• **Data section**
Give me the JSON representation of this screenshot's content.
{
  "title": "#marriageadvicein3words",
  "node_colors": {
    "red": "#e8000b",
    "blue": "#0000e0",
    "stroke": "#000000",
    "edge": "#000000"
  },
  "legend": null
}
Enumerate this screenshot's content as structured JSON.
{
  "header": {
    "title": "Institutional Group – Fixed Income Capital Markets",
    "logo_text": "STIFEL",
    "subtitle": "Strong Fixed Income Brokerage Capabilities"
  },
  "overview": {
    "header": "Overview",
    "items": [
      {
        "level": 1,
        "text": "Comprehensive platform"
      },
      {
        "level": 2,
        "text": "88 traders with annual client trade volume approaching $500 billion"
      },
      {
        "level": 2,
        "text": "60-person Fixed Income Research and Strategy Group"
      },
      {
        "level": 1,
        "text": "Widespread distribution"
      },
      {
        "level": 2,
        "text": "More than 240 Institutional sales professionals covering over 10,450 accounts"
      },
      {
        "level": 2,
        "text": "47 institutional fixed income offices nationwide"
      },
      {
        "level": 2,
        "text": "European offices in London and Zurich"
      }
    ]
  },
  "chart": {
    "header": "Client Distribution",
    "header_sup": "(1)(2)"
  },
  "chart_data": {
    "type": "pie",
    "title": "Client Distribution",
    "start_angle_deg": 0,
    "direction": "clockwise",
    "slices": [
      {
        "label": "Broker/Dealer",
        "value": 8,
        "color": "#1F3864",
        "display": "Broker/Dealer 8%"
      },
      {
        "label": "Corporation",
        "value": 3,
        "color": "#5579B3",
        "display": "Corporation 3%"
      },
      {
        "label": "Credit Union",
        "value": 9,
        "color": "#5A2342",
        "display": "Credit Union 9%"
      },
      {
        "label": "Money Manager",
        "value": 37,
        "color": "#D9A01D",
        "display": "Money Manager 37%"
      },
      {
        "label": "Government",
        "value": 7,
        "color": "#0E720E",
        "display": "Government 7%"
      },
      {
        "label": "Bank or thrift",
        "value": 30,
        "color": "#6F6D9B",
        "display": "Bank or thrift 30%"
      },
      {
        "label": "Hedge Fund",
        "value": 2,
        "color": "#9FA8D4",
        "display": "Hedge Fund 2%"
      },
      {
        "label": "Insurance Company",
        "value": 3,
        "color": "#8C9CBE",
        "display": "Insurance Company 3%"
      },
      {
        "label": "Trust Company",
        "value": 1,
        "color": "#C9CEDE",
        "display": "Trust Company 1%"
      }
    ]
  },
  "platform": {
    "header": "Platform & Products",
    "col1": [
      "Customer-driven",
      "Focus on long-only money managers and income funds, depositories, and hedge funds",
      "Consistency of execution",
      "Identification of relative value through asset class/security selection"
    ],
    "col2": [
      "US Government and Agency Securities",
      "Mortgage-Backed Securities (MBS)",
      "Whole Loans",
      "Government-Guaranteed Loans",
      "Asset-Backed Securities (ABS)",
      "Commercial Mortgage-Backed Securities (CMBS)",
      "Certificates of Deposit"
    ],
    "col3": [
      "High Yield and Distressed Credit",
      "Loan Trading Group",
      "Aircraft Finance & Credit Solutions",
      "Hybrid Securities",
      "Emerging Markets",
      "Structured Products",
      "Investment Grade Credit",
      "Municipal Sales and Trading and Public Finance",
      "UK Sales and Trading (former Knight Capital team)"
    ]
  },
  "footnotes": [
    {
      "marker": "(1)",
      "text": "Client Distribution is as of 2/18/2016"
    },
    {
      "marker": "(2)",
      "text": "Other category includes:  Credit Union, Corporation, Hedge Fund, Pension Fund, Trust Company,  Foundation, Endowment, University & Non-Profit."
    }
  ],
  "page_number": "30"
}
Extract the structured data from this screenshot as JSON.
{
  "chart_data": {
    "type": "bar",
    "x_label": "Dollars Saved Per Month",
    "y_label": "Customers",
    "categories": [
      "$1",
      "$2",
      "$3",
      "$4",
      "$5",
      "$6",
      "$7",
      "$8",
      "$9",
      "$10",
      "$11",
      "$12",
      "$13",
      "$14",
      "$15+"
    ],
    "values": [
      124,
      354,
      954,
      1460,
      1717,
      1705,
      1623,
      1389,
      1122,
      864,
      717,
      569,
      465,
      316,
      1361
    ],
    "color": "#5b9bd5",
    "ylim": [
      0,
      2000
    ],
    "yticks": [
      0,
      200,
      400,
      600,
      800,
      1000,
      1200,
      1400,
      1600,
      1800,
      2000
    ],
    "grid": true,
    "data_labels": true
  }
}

• **Short task**
Every entry above needs to be quoted exactly.

• **Task response**
Give me the JSON representation of this screenshot's content.
{
  "title": "#marriageadvicein3words",
  "node_colors": {
    "red": "#e8000b",
    "blue": "#0000e0",
    "stroke": "#000000",
    "edge": "#000000"
  },
  "legend": null
}
Enumerate this screenshot's content as structured JSON.
{
  "header": {
    "title": "Institutional Group – Fixed Income Capital Markets",
    "logo_text": "STIFEL",
    "subtitle": "Strong Fixed Income Brokerage Capabilities"
  },
  "overview": {
    "header": "Overview",
    "items": [
      {
        "level": 1,
        "text": "Comprehensive platform"
      },
      {
        "level": 2,
        "text": "88 traders with annual client trade volume approaching $500 billion"
      },
      {
        "level": 2,
        "text": "60-person Fixed Income Research and Strategy Group"
      },
      {
        "level": 1,
        "text": "Widespread distribution"
      },
      {
        "level": 2,
        "text": "More than 240 Institutional sales professionals covering over 10,450 accounts"
      },
      {
        "level": 2,
        "text": "47 institutional fixed income offices nationwide"
      },
      {
        "level": 2,
        "text": "European offices in London and Zurich"
      }
    ]
  },
  "chart": {
    "header": "Client Distribution",
    "header_sup": "(1)(2)"
  },
  "chart_data": {
    "type": "pie",
    "title": "Client Distribution",
    "start_angle_deg": 0,
    "direction": "clockwise",
    "slices": [
      {
        "label": "Broker/Dealer",
        "value": 8,
        "color": "#1F3864",
        "display": "Broker/Dealer 8%"
      },
      {
        "label": "Corporation",
        "value": 3,
        "color": "#5579B3",
        "display": "Corporation 3%"
      },
      {
        "label": "Credit Union",
        "value": 9,
        "color": "#5A2342",
        "display": "Credit Union 9%"
      },
      {
        "label": "Money Manager",
        "value": 37,
        "color": "#D9A01D",
        "display": "Money Manager 37%"
      },
      {
        "label": "Government",
        "value": 7,
        "color": "#0E720E",
        "display": "Government 7%"
      },
      {
        "label": "Bank or thrift",
        "value": 30,
        "color": "#6F6D9B",
        "display": "Bank or thrift 30%"
      },
      {
        "label": "Hedge Fund",
        "value": 2,
        "color": "#9FA8D4",
        "display": "Hedge Fund 2%"
      },
      {
        "label": "Insurance Company",
        "value": 3,
        "color": "#8C9CBE",
        "display": "Insurance Company 3%"
      },
      {
        "label": "Trust Company",
        "value": 1,
        "color": "#C9CEDE",
        "display": "Trust Company 1%"
      }
    ]
  },
  "platform": {
    "header": "Platform & Products",
    "col1": [
      "Customer-driven",
      "Focus on long-only money managers and income funds, depositories, and hedge funds",
      "Consistency of execution",
      "Identification of relative value through asset class/security selection"
    ],
    "col2": [
      "US Government and Agency Securities",
      "Mortgage-Backed Securities (MBS)",
      "Whole Loans",
      "Government-Guaranteed Loans",
      "Asset-Backed Securities (ABS)",
      "Commercial Mortgage-Backed Securities (CMBS)",
      "Certificates of Deposit"
    ],
    "col3": [
      "High Yield and Distressed Credit",
      "Loan Trading Group",
      "Aircraft Finance & Credit Solutions",
      "Hybrid Securities",
      "Emerging Markets",
      "Structured Products",
      "Investment Grade Credit",
      "Municipal Sales and Trading and Public Finance",
      "UK Sales and Trading (former Knight Capital team)"
    ]
  },
  "footnotes": [
    {
      "marker": "(1)",
      "text": "Client Distribution is as of 2/18/2016"
    },
    {
      "marker": "(2)",
      "text": "Other category includes:  Credit Union, Corporation, Hedge Fund, Pension Fund, Trust Company,  Foundation, Endowment, University & Non-Profit."
    }
  ],
  "page_number": "30"
}
Extract the structured data from this screenshot as JSON.
{
  "chart_data": {
    "type": "bar",
    "x_label": "Dollars Saved Per Month",
    "y_label": "Customers",
    "categories": [
      "$1",
      "$2",
      "$3",
      "$4",
      "$5",
      "$6",
      "$7",
      "$8",
      "$9",
      "$10",
      "$11",
      "$12",
      "$13",
      "$14",
      "$15+"
    ],
    "values": [
      124,
      354,
      954,
      1460,
      1717,
      1705,
      1623,
      1389,
      1122,
      864,
      717,
      569,
      465,
      316,
      1361
    ],
    "color": "#5b9bd5",
    "ylim": [
      0,
      2000
    ],
    "yticks": [
      0,
      200,
      400,
      600,
      800,
      1000,
      1200,
      1400,
      1600,
      1800,
      2000
    ],
    "grid": true,
    "data_labels": true
  }
}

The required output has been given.